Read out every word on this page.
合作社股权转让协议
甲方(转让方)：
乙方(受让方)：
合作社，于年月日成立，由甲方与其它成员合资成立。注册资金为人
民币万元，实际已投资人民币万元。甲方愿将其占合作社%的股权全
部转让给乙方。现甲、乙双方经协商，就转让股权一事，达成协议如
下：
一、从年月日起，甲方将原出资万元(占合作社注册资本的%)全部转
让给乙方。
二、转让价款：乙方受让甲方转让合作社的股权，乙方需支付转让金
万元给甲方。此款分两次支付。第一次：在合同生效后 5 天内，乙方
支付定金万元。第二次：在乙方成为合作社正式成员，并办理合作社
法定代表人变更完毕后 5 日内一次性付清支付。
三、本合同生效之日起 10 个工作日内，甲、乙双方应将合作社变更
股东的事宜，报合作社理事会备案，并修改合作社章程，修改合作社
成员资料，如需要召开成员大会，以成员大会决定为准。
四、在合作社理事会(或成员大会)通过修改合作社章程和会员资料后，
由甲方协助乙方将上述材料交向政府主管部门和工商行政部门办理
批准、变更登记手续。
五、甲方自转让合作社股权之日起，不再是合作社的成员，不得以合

WHAT THIS TASK INVOLVES:
Repeat every record, exactly as written.

OUTPUT OF THE EXERCISE:
Read out every word on this page.
合作社股权转让协议
甲方(转让方)：
乙方(受让方)：
合作社，于年月日成立，由甲方与其它成员合资成立。注册资金为人
民币万元，实际已投资人民币万元。甲方愿将其占合作社%的股权全
部转让给乙方。现甲、乙双方经协商，就转让股权一事，达成协议如
下：
一、从年月日起，甲方将原出资万元(占合作社注册资本的%)全部转
让给乙方。
二、转让价款：乙方受让甲方转让合作社的股权，乙方需支付转让金
万元给甲方。此款分两次支付。第一次：在合同生效后 5 天内，乙方
支付定金万元。第二次：在乙方成为合作社正式成员，并办理合作社
法定代表人变更完毕后 5 日内一次性付清支付。
三、本合同生效之日起 10 个工作日内，甲、乙双方应将合作社变更
股东的事宜，报合作社理事会备案，并修改合作社章程，修改合作社
成员资料，如需要召开成员大会，以成员大会决定为准。
四、在合作社理事会(或成员大会)通过修改合作社章程和会员资料后，
由甲方协助乙方将上述材料交向政府主管部门和工商行政部门办理
批准、变更登记手续。
五、甲方自转让合作社股权之日起，不再是合作社的成员，不得以合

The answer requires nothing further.